Please check the book review: what was Jonathan Powell's official title under Tony Blair?

▶ EXCERPTED PASSAGE:
■ ■ ■ ■ ■ ■ ■

The Bodley Head, 2008, 338 pp., £20
On May 8, 2007, an Irish miracle occurred. With Prime Ministers Tony Blair and Bertie Ahern beaming alongside, Ian Paisley, the leader of the staunchly pro-British Democratic Unionist Party (DUP), and Martin McGuinness, a leader of the Irish Republican Sinn Fein, took their oaths of office to lead a devolved Northern Ireland Assembly. The end of the “Troubles”, a day few had ever thought they would see, had finally arrived.
Bygones: Ian Paisley (l) and Martin McGuinness in Belfast, May 2007
One person who not only envisioned this result but was also a key actor propelling it was Jonathan Powell. Powell was Tony Blair’s Chief of Staff on paper, but in reality he was his alter ego—a trusted confidant and chief negotiator for ten years on the Northern Ireland peace process. Now, less than a year out of office, Powell has written Great Hatred, Little Room, his account of this high-stakes roller coaster ride, his main aim being to account for how the Blair government was able to solve a problem that had bedeviled previous Prime Ministers, and why it succeeded when it did.
One reason for success was clearly the sheer amount of energy, time and dogged persistence that Powell personally devoted to keeping the process afloat. Powell’s book introduces us to an extensive series of private one-on-one encounters and secret meetings, crises flaring and crises doused, with Powell always hurrying about to patch up or paper over the latest row or misunderstanding. Powell rummages over all the issues, from disputes over the new Northern Ireland police force to the use of rubber bullets for crowd control to the proper place of the Irish language to the more central concerns about the British Army’s demilitarization and the decommissioning of the IRA’s once formidable arsenal. At times his account verges on the “one damn thing after another” school of history. Indeed, it sometimes seems more like stenography than history at all.
For all of his voluminous insider knowledge, Great Hatred, Little Room contains little new information, other than the fact that the Democratic Unionist Party had established a back-channel with Sinn Fein in 2004, a time when the DUP publicly declared Sinn Fein to be its mortal enemy. Even this is something less than a genuine revelation: I had been told the same information at the time (when I served as the President’s Special Envoy to the peace process from December 2003 to February 2007), and the back-channel was widely suspected by many in Northern Ireland and elsewhere. Powell also provides little insight into the many compelling personalities involved in the drama, especially the real hero of the story, Tony Blair himself. More information on Blair’s thinking and motives regarding the Troubles will apparently have to await publication of his own memoirs.

■ ■ ■ ■ ■ ■ ■

▶ LISTING:
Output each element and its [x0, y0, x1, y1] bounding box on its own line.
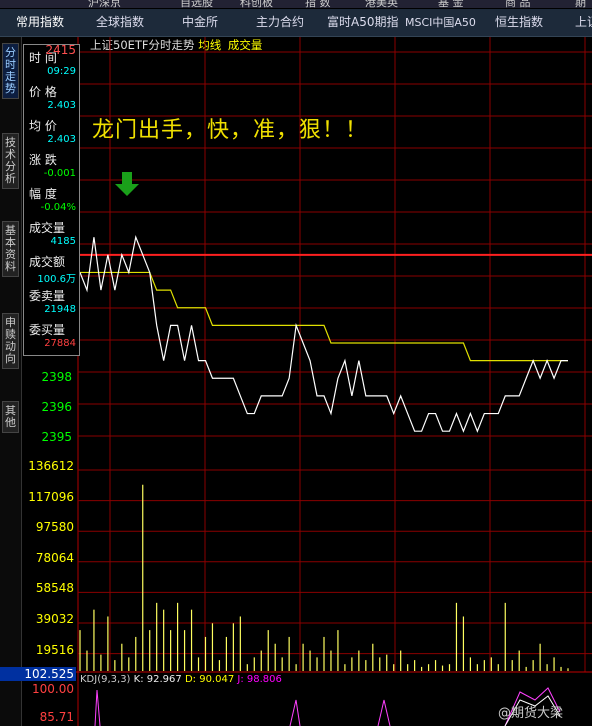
down-arrow-icon	[115, 172, 139, 196]
watermark-text: @期货大梁	[498, 706, 564, 721]
info-value: 2.403	[47, 134, 76, 145]
side-tab[interactable]: 申赎动向	[2, 313, 19, 369]
tab-item[interactable]: 中金所	[182, 9, 218, 36]
info-value: 2.403	[47, 100, 76, 111]
tab-item[interactable]: 恒生指数	[495, 9, 543, 36]
kdj-legend: KDJ(9,3,3) K: 92.967 D: 90.047 J: 98.806	[80, 674, 282, 685]
side-tab[interactable]: 分时走势	[2, 43, 19, 99]
info-label: 成交额	[29, 255, 66, 269]
info-label: 均 价	[29, 119, 57, 133]
kdj-axis-label-mid: 85.71	[39, 710, 74, 724]
info-label: 幅 度	[29, 187, 57, 201]
kdj-name: KDJ(9,3,3)	[80, 674, 131, 685]
info-label: 成交量	[29, 221, 66, 235]
chart-title-name: 上证50ETF分时走势	[90, 38, 195, 52]
tab-item[interactable]: 上证	[575, 9, 592, 36]
info-label: 涨 跌	[29, 153, 57, 167]
info-label: 价 格	[29, 85, 57, 99]
tab-item[interactable]: 全球指数	[96, 9, 144, 36]
info-label: 委卖量	[29, 289, 66, 303]
side-tab[interactable]: 技术分析	[2, 133, 19, 189]
price-axis-label: 2396	[41, 400, 72, 414]
info-label: 委买量	[29, 323, 66, 337]
info-value: -0.001	[43, 168, 76, 179]
info-value: 21948	[44, 304, 76, 315]
price-axis-label: 2398	[41, 370, 72, 384]
volume-axis-label: 19516	[35, 642, 74, 657]
avg-line-legend: 均线	[198, 38, 222, 52]
kdj-j-line	[94, 689, 101, 726]
kdj-j-value: J: 98.806	[237, 674, 282, 685]
info-value: 4185	[50, 236, 76, 247]
volume-legend: 成交量	[227, 38, 263, 52]
intraday-chart[interactable]	[0, 0, 592, 726]
kdj-j-line	[289, 699, 301, 726]
volume-axis-label: 117096	[28, 489, 74, 504]
tab-item[interactable]: 常用指数	[16, 9, 64, 36]
top-menubar: 沪深京 自选股 科创板指 数港美英基 金商 品期	[0, 0, 592, 9]
index-tabs: 常用指数 全球指数 中金所 主力合约富时A50期指 MSCI中国A50 恒生指数 上证	[0, 9, 592, 37]
volume-axis-label: 58548	[35, 581, 74, 596]
volume-axis-label: 97580	[35, 520, 74, 535]
info-value: 100.6万	[37, 274, 76, 285]
price-axis-label: 2395	[41, 430, 72, 444]
kdj-k-value: K: 92.967	[133, 674, 182, 685]
kdj-j-line	[377, 699, 391, 726]
price-axis-top-label: 2415	[45, 43, 76, 57]
side-tab[interactable]: 其他	[2, 401, 19, 433]
tab-item[interactable]: 主力合约	[256, 9, 304, 36]
headline-annotation: 龙门出手，快，准，狠！！	[92, 118, 369, 143]
info-value: -0.04%	[40, 202, 76, 213]
quote-info-box: 时 间 09:29 价 格 2.403 均 价 2.403 涨 跌 -0.001 幅 度 -0.0…	[23, 44, 80, 356]
info-value: 27884	[44, 338, 76, 349]
average-price-line	[80, 271, 568, 362]
side-tab[interactable]: 基本资料	[2, 221, 19, 277]
volume-axis-label: 78064	[35, 550, 74, 565]
tab-item[interactable]: 富时A50期指	[327, 9, 398, 36]
kdj-axis-label-top: 100.00	[32, 682, 74, 696]
volume-axis-label: 39032	[35, 612, 74, 626]
price-line	[79, 235, 568, 433]
chart-title: 上证50ETF分时走势 均线 成交量	[90, 37, 262, 53]
side-tabs: 分时走势技术分析基本资料申赎动向其他	[0, 37, 22, 726]
tab-item[interactable]: MSCI中国A50	[405, 9, 476, 36]
bottom-index-value: 102.525	[0, 667, 76, 681]
kdj-d-value: D: 90.047	[184, 674, 235, 685]
volume-axis-label: 136612	[28, 459, 74, 473]
info-value: 09:29	[47, 66, 76, 77]
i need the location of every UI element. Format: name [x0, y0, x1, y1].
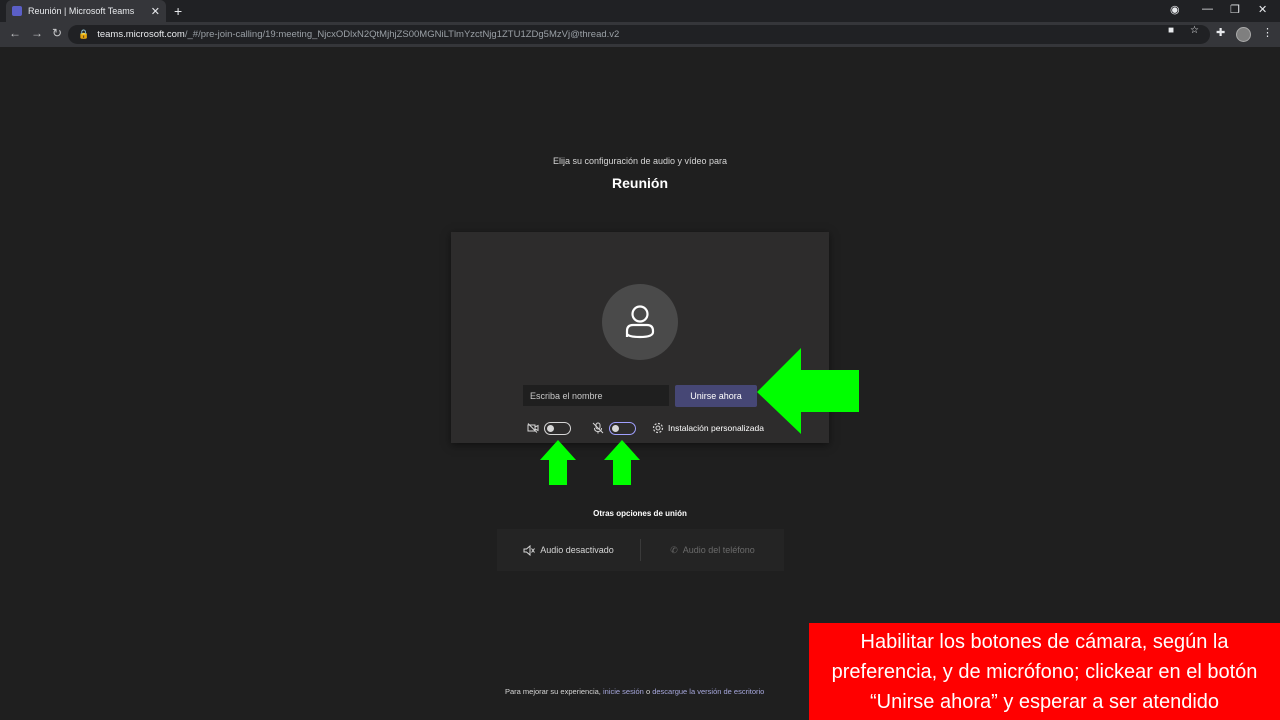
mic-pointer-arrow — [604, 440, 640, 485]
window-close-icon[interactable]: ✕ — [1258, 3, 1267, 16]
instruction-note: Habilitar los botones de cámara, según l… — [809, 623, 1280, 720]
url-path: /_#/pre-join-calling/19:meeting_NjcxODlx… — [184, 29, 620, 40]
minimize-icon[interactable]: — — [1202, 3, 1213, 15]
footer-prefix: Para mejorar su experiencia, — [505, 687, 601, 696]
camera-permission-icon[interactable]: ■ — [1168, 25, 1174, 36]
footer-middle: o — [645, 687, 651, 696]
browser-tab[interactable]: Reunión | Microsoft Teams ✕ — [6, 0, 166, 22]
tab-close-icon[interactable]: ✕ — [151, 5, 160, 18]
phone-audio-option: ✆ Audio del teléfono — [641, 545, 784, 556]
address-bar[interactable]: 🔒 teams.microsoft.com/_#/pre-join-callin… — [68, 25, 1210, 44]
camera-toggle[interactable] — [544, 421, 571, 435]
device-controls: Instalación personalizada — [527, 421, 764, 435]
other-options-title: Otras opciones de unión — [593, 509, 687, 518]
reload-icon[interactable]: ↻ — [52, 26, 62, 40]
join-now-button[interactable]: Unirse ahora — [675, 385, 757, 407]
new-tab-button[interactable]: + — [174, 3, 182, 19]
footer-text: Para mejorar su experiencia, inicie sesi… — [505, 687, 764, 696]
join-pointer-arrow — [757, 348, 859, 434]
gear-icon — [652, 422, 664, 434]
custom-setup-link[interactable]: Instalación personalizada — [668, 423, 764, 433]
avatar — [602, 284, 678, 360]
extensions-puzzle-icon[interactable]: ✚ — [1216, 26, 1225, 39]
sign-in-link[interactable]: inicie sesión — [603, 687, 644, 696]
tab-title: Reunión | Microsoft Teams — [28, 6, 135, 16]
profile-avatar[interactable] — [1236, 27, 1251, 42]
lock-icon: 🔒 — [78, 29, 90, 39]
forward-icon[interactable]: → — [31, 26, 43, 40]
bookmark-star-icon[interactable]: ☆ — [1190, 25, 1199, 36]
camera-toggle-knob — [547, 424, 554, 432]
prejoin-subtitle: Elija su configuración de audio y vídeo … — [552, 156, 728, 166]
phone-audio-label: Audio del teléfono — [682, 545, 755, 555]
person-icon — [625, 305, 655, 339]
speaker-off-icon — [523, 544, 536, 556]
browser-menu-icon[interactable]: ⋮ — [1262, 26, 1273, 39]
restore-icon[interactable]: ❐ — [1230, 3, 1240, 16]
camera-off-icon — [527, 423, 539, 433]
mic-toggle[interactable] — [609, 421, 636, 435]
mic-toggle-knob — [612, 424, 619, 432]
audio-off-label: Audio desactivado — [540, 545, 614, 555]
phone-icon: ✆ — [670, 544, 678, 555]
profile-menu-icon[interactable]: ◉ — [1170, 3, 1180, 16]
audio-off-option[interactable]: Audio desactivado — [497, 544, 640, 556]
browser-tabstrip: Reunión | Microsoft Teams ✕ + ◉ — ❐ ✕ — [0, 0, 1280, 22]
name-input[interactable] — [523, 385, 669, 407]
camera-pointer-arrow — [540, 440, 576, 485]
other-join-options: Audio desactivado ✆ Audio del teléfono — [497, 529, 784, 571]
download-desktop-link[interactable]: descargue la versión de escritorio — [652, 687, 764, 696]
url-host: teams.microsoft.com — [97, 29, 185, 40]
back-icon[interactable]: ← — [9, 26, 21, 40]
meeting-title: Reunión — [612, 175, 668, 191]
teams-favicon-icon — [12, 6, 22, 16]
browser-toolbar: ← → ↻ 🔒 teams.microsoft.com/_#/pre-join-… — [0, 22, 1280, 47]
mic-off-icon — [592, 422, 604, 434]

■ ■ ■ ■ ■ ■ ■

▶ RESPONSE TO THE TASK:
Chief of Staff